WHAT THE TASK REQUIRES: In the forum thread on the batch email script below, which SMTP server does the script set by default?

The From and Auth have to be the same. And you have to use the password for that account.


----------



## Billd59 (Feb 7, 2010)

@echo off
setlocal

:: defaults
set [email protected]
set [email protected]
set Subj="email test %date% %time%"
set Body="did it work? %date% %time%"
set Serv=smtp.gmail.com
set [email protected]
set Pass=I put my email address In but don't want to show It
set fileattach=IP.txt

:: if command line arguments are supplied then use them
if "%~7" NEQ "" (
set From=%1
set To=%2
set Subj="%~3"
set Body="%~4"
set Serv=%5
set "Auth=%~6"
set "Pass=%~7"
set "fileattach=%~8"
)

call :createVBS "email-bat.vbs"

[Source data]
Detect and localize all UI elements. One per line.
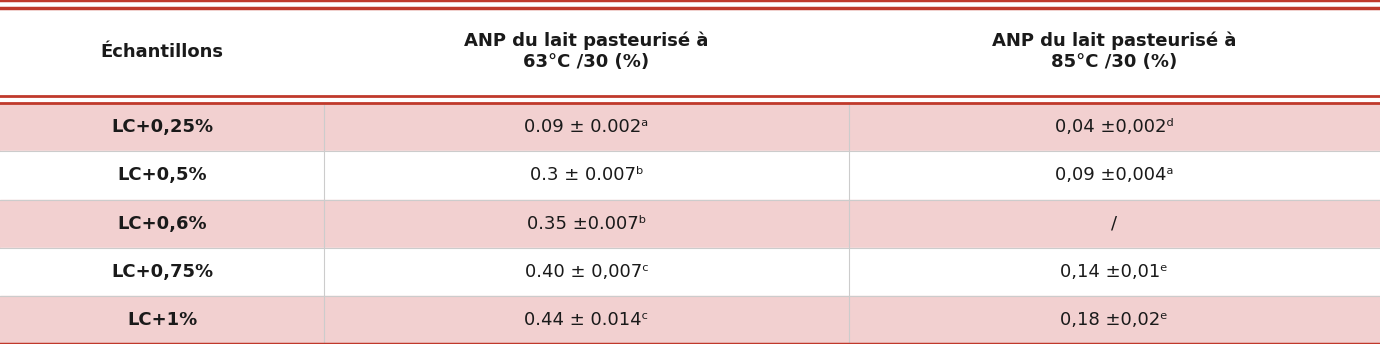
Text: LC+0,75%: LC+0,75% bbox=[110, 263, 214, 281]
Text: LC+0,25%: LC+0,25% bbox=[110, 118, 214, 136]
Bar bbox=[0, 296, 1380, 344]
Text: 0.09 ± 0.002ᵃ: 0.09 ± 0.002ᵃ bbox=[524, 118, 649, 136]
Text: LC+1%: LC+1% bbox=[127, 311, 197, 329]
Text: 0,04 ±0,002ᵈ: 0,04 ±0,002ᵈ bbox=[1054, 118, 1174, 136]
Text: 0.3 ± 0.007ᵇ: 0.3 ± 0.007ᵇ bbox=[530, 166, 643, 184]
Text: 0,14 ±0,01ᵉ: 0,14 ±0,01ᵉ bbox=[1060, 263, 1169, 281]
Text: 0.40 ± 0,007ᶜ: 0.40 ± 0,007ᶜ bbox=[524, 263, 649, 281]
Text: ANP du lait pasteurisé à
63°C /30 (%): ANP du lait pasteurisé à 63°C /30 (%) bbox=[464, 32, 709, 71]
Text: 0.35 ±0.007ᵇ: 0.35 ±0.007ᵇ bbox=[527, 215, 646, 233]
Text: LC+0,6%: LC+0,6% bbox=[117, 215, 207, 233]
Text: LC+0,5%: LC+0,5% bbox=[117, 166, 207, 184]
Bar bbox=[0, 200, 1380, 248]
Bar bbox=[0, 248, 1380, 296]
Text: 0,18 ±0,02ᵉ: 0,18 ±0,02ᵉ bbox=[1060, 311, 1169, 329]
Text: ANP du lait pasteurisé à
85°C /30 (%): ANP du lait pasteurisé à 85°C /30 (%) bbox=[992, 32, 1236, 71]
Bar bbox=[0, 151, 1380, 200]
Text: Échantillons: Échantillons bbox=[101, 43, 224, 61]
Text: /: / bbox=[1111, 215, 1118, 233]
Text: 0.44 ± 0.014ᶜ: 0.44 ± 0.014ᶜ bbox=[524, 311, 649, 329]
Bar bbox=[0, 103, 1380, 151]
Text: 0,09 ±0,004ᵃ: 0,09 ±0,004ᵃ bbox=[1056, 166, 1173, 184]
Bar bbox=[0, 0, 1380, 103]
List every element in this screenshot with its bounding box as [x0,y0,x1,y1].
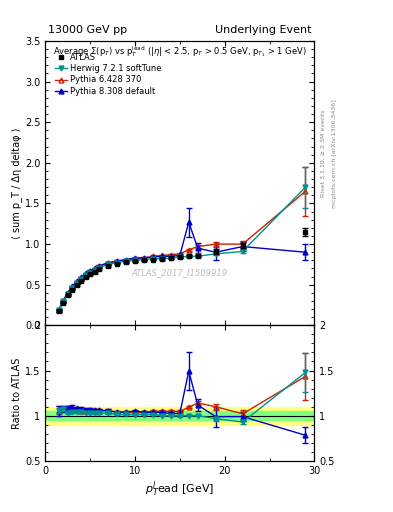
Bar [45,407,314,424]
Text: mcplots.cern.ch [arXiv:1306.3436]: mcplots.cern.ch [arXiv:1306.3436] [332,99,337,208]
Y-axis label: ⟨ sum p_T / Δη deltaφ ⟩: ⟨ sum p_T / Δη deltaφ ⟩ [11,127,22,239]
Text: Rivet 3.1.10, ≥ 2.3M events: Rivet 3.1.10, ≥ 2.3M events [320,110,325,198]
Text: 13000 GeV pp: 13000 GeV pp [48,25,127,35]
Y-axis label: Ratio to ATLAS: Ratio to ATLAS [12,357,22,429]
Text: Average $\Sigma$(p$_T$) vs p$_T^{\rm lead}$ ($|\eta|$ < 2.5, p$_T$ > 0.5 GeV, p$: Average $\Sigma$(p$_T$) vs p$_T^{\rm lea… [53,44,307,59]
X-axis label: $p_T^{l}$ead [GeV]: $p_T^{l}$ead [GeV] [145,480,215,499]
Bar [45,411,314,420]
Legend: ATLAS, Herwig 7.2.1 softTune, Pythia 6.428 370, Pythia 8.308 default: ATLAS, Herwig 7.2.1 softTune, Pythia 6.4… [51,50,165,99]
Text: ATLAS_2017_I1509919: ATLAS_2017_I1509919 [132,268,228,277]
Text: Underlying Event: Underlying Event [215,25,312,35]
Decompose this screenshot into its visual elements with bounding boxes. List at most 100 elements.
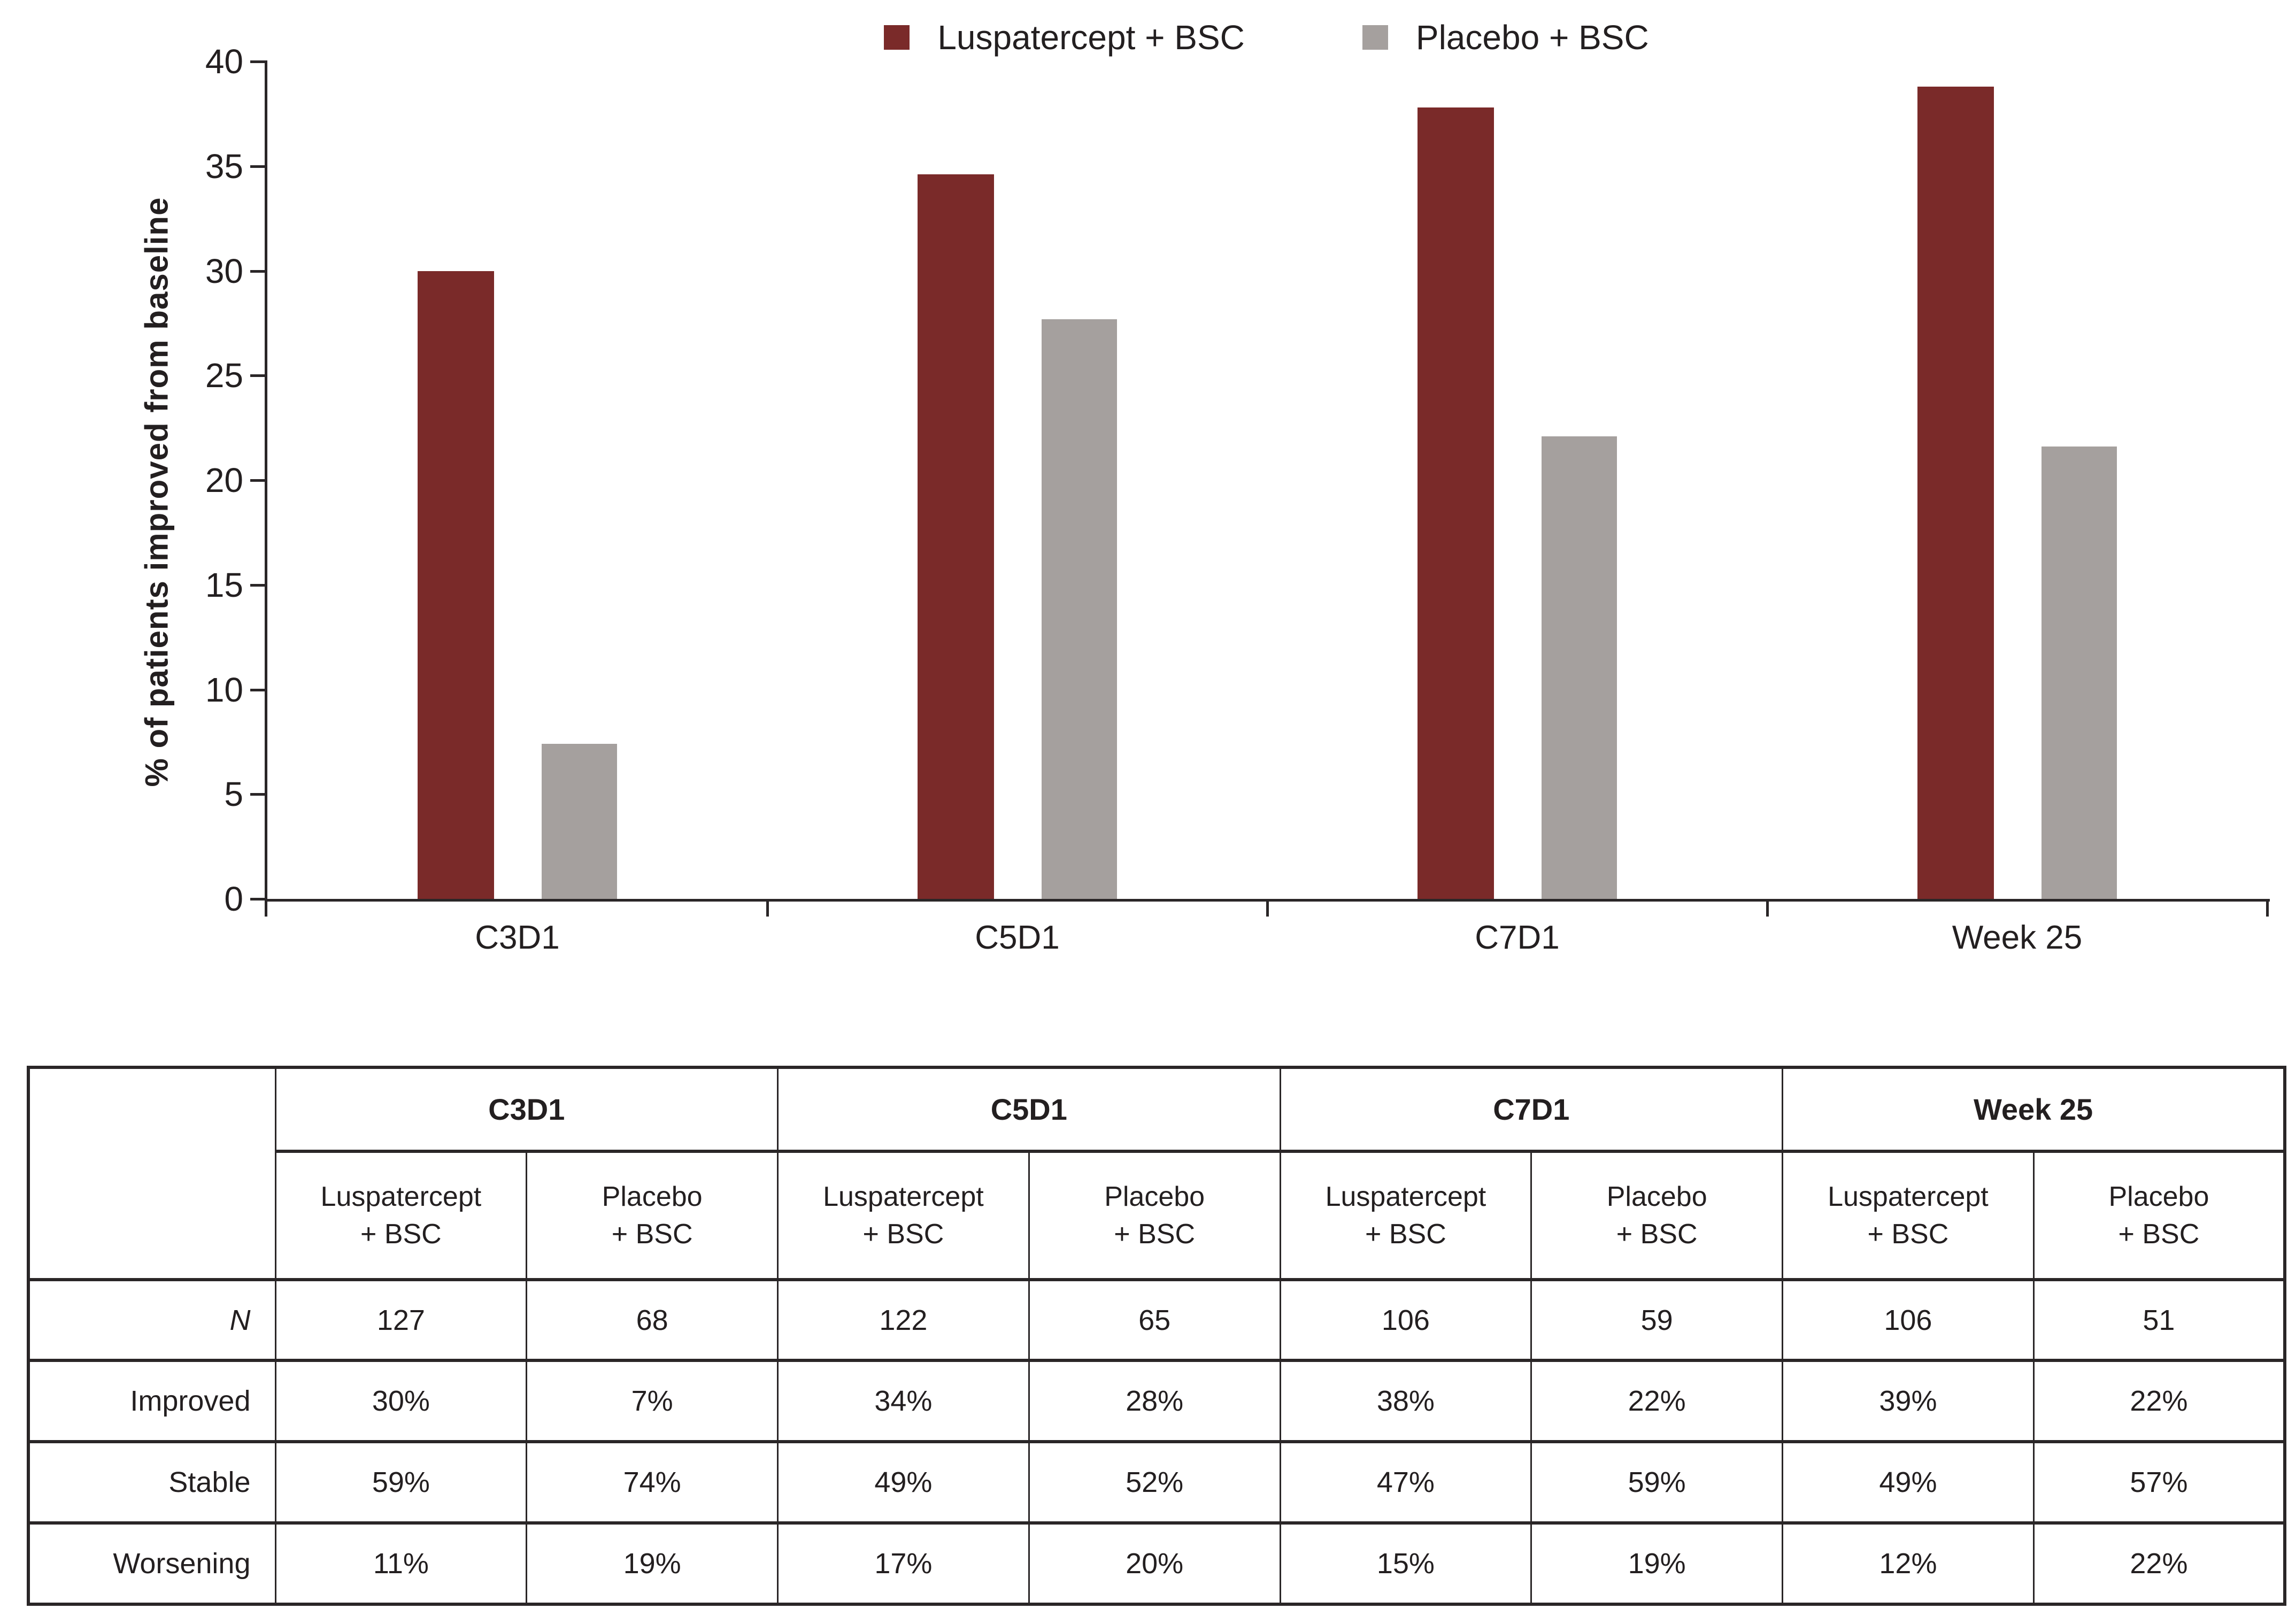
table-cell-improved-3: 28%: [1028, 1360, 1281, 1442]
table-arm-header-luspatercept-c5d1: Luspatercept + BSC: [777, 1151, 1030, 1280]
arm-header-line1: Luspatercept: [1325, 1181, 1486, 1212]
x-axis-tick-3: [1766, 902, 1769, 917]
y-tick-label-40: 40: [205, 42, 243, 81]
y-tick-40: [250, 60, 265, 63]
y-tick-10: [250, 688, 265, 691]
y-tick-label-15: 15: [205, 565, 243, 604]
table-cell-stable-6: 49%: [1782, 1442, 2035, 1523]
x-axis-tick-2: [1266, 902, 1269, 917]
y-tick-label-25: 25: [205, 356, 243, 395]
arm-header-line1: Placebo: [1104, 1181, 1205, 1212]
legend-item-luspatercept: Luspatercept + BSC: [884, 15, 1245, 60]
y-tick-35: [250, 165, 265, 168]
arm-header-line1: Luspatercept: [823, 1181, 984, 1212]
y-tick-0: [250, 898, 265, 900]
table-cell-n-7: 51: [2032, 1280, 2286, 1360]
y-tick-label-20: 20: [205, 461, 243, 499]
table-arm-header-placebo-c7d1: Placebo + BSC: [1530, 1151, 1784, 1280]
table-row-improved: Improved 30% 7% 34% 28% 38% 22% 39% 22%: [27, 1360, 2286, 1442]
y-tick-label-10: 10: [205, 670, 243, 709]
table-cell-improved-6: 39%: [1782, 1360, 2035, 1442]
bar-placebo-c7d1: [1542, 436, 1617, 899]
bar-luspatercept-c5d1: [918, 174, 994, 899]
table-cell-improved-5: 22%: [1530, 1360, 1784, 1442]
results-table-wrapper: C3D1 C5D1 C7D1 Week 25 Luspatercept + BSC Plac…: [27, 1066, 2287, 1606]
bar-luspatercept-c3d1: [418, 271, 494, 899]
table-row-stable: Stable 59% 74% 49% 52% 47% 59% 49% 57%: [27, 1442, 2286, 1523]
table-cell-improved-7: 22%: [2032, 1360, 2286, 1442]
table-group-header-week-25: Week 25: [1782, 1067, 2286, 1151]
table-corner-cell: [27, 1067, 276, 1280]
table-row-label-improved: Improved: [27, 1360, 276, 1442]
chart-legend: Luspatercept + BSC Placebo + BSC: [266, 15, 2267, 60]
table-cell-worsening-2: 17%: [777, 1523, 1030, 1604]
table-cell-worsening-0: 11%: [274, 1523, 528, 1604]
legend-swatch-placebo-icon: [1362, 25, 1388, 50]
table-cell-stable-4: 47%: [1279, 1442, 1532, 1523]
arm-header-line1: Luspatercept: [1828, 1181, 1989, 1212]
table-arm-header-luspatercept-week-25: Luspatercept + BSC: [1782, 1151, 2035, 1280]
table-group-header-c5d1: C5D1: [777, 1067, 1281, 1151]
table-group-header-c7d1: C7D1: [1279, 1067, 1784, 1151]
x-axis-tick-1: [766, 902, 769, 917]
y-tick-label-5: 5: [224, 775, 243, 814]
y-tick-label-35: 35: [205, 147, 243, 186]
table-cell-improved-2: 34%: [777, 1360, 1030, 1442]
table-row-label-stable: Stable: [27, 1442, 276, 1523]
table-cell-stable-0: 59%: [274, 1442, 528, 1523]
table-cell-n-0: 127: [274, 1280, 528, 1360]
bar-luspatercept-week-25: [1917, 86, 1994, 899]
arm-header-line2: + BSC: [1616, 1219, 1698, 1250]
table-cell-stable-1: 74%: [526, 1442, 779, 1523]
table-arm-header-placebo-c5d1: Placebo + BSC: [1028, 1151, 1281, 1280]
table-arm-header-luspatercept-c3d1: Luspatercept + BSC: [274, 1151, 528, 1280]
bar-placebo-c5d1: [1042, 319, 1117, 899]
table-cell-worsening-7: 22%: [2032, 1523, 2286, 1604]
arm-header-line1: Luspatercept: [320, 1181, 482, 1212]
bar-luspatercept-c7d1: [1418, 107, 1494, 899]
table-cell-n-1: 68: [526, 1280, 779, 1360]
table-cell-improved-0: 30%: [274, 1360, 528, 1442]
table-cell-n-2: 122: [777, 1280, 1030, 1360]
arm-header-line1: Placebo: [2108, 1181, 2209, 1212]
x-category-label-c3d1: C3D1: [475, 919, 560, 956]
arm-header-line2: + BSC: [1365, 1219, 1446, 1250]
arm-header-line2: + BSC: [360, 1219, 442, 1250]
table-group-header-c3d1: C3D1: [274, 1067, 779, 1151]
table-header-row-timepoints: C3D1 C5D1 C7D1 Week 25: [27, 1067, 2286, 1280]
x-axis-tick-4: [2266, 902, 2269, 917]
x-category-label-c7d1: C7D1: [1475, 919, 1560, 956]
legend-swatch-luspatercept-icon: [884, 25, 910, 50]
table-arm-header-luspatercept-c7d1: Luspatercept + BSC: [1279, 1151, 1532, 1280]
arm-header-line2: + BSC: [1114, 1219, 1196, 1250]
legend-item-placebo: Placebo + BSC: [1362, 15, 1649, 60]
arm-header-line2: + BSC: [862, 1219, 944, 1250]
y-tick-label-0: 0: [224, 880, 243, 918]
table-arm-header-placebo-c3d1: Placebo + BSC: [526, 1151, 779, 1280]
table-cell-stable-7: 57%: [2032, 1442, 2286, 1523]
table-cell-n-6: 106: [1782, 1280, 2035, 1360]
arm-header-line1: Placebo: [602, 1181, 703, 1212]
bar-placebo-c3d1: [542, 744, 617, 899]
y-axis-line: [265, 60, 267, 917]
table-cell-n-4: 106: [1279, 1280, 1532, 1360]
bar-placebo-week-25: [2042, 447, 2117, 899]
table-row-worsening: Worsening 11% 19% 17% 20% 15% 19% 12% 22%: [27, 1523, 2286, 1604]
x-axis-line: [265, 899, 2270, 902]
y-tick-20: [250, 479, 265, 482]
table-arm-header-placebo-week-25: Placebo + BSC: [2032, 1151, 2286, 1280]
y-tick-label-30: 30: [205, 251, 243, 290]
table-cell-worsening-3: 20%: [1028, 1523, 1281, 1604]
x-category-label-c5d1: C5D1: [975, 919, 1060, 956]
y-tick-30: [250, 270, 265, 273]
table-cell-worsening-5: 19%: [1530, 1523, 1784, 1604]
legend-label-luspatercept: Luspatercept + BSC: [937, 18, 1245, 57]
table-cell-n-3: 65: [1028, 1280, 1281, 1360]
arm-header-line1: Placebo: [1606, 1181, 1707, 1212]
table-cell-stable-5: 59%: [1530, 1442, 1784, 1523]
arm-header-line2: + BSC: [2118, 1219, 2200, 1250]
table-cell-improved-1: 7%: [526, 1360, 779, 1442]
table-cell-worsening-4: 15%: [1279, 1523, 1532, 1604]
table-row-label-n: N: [27, 1280, 276, 1360]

SOLUTION TO THE EXERCISE: smtp.gmail.com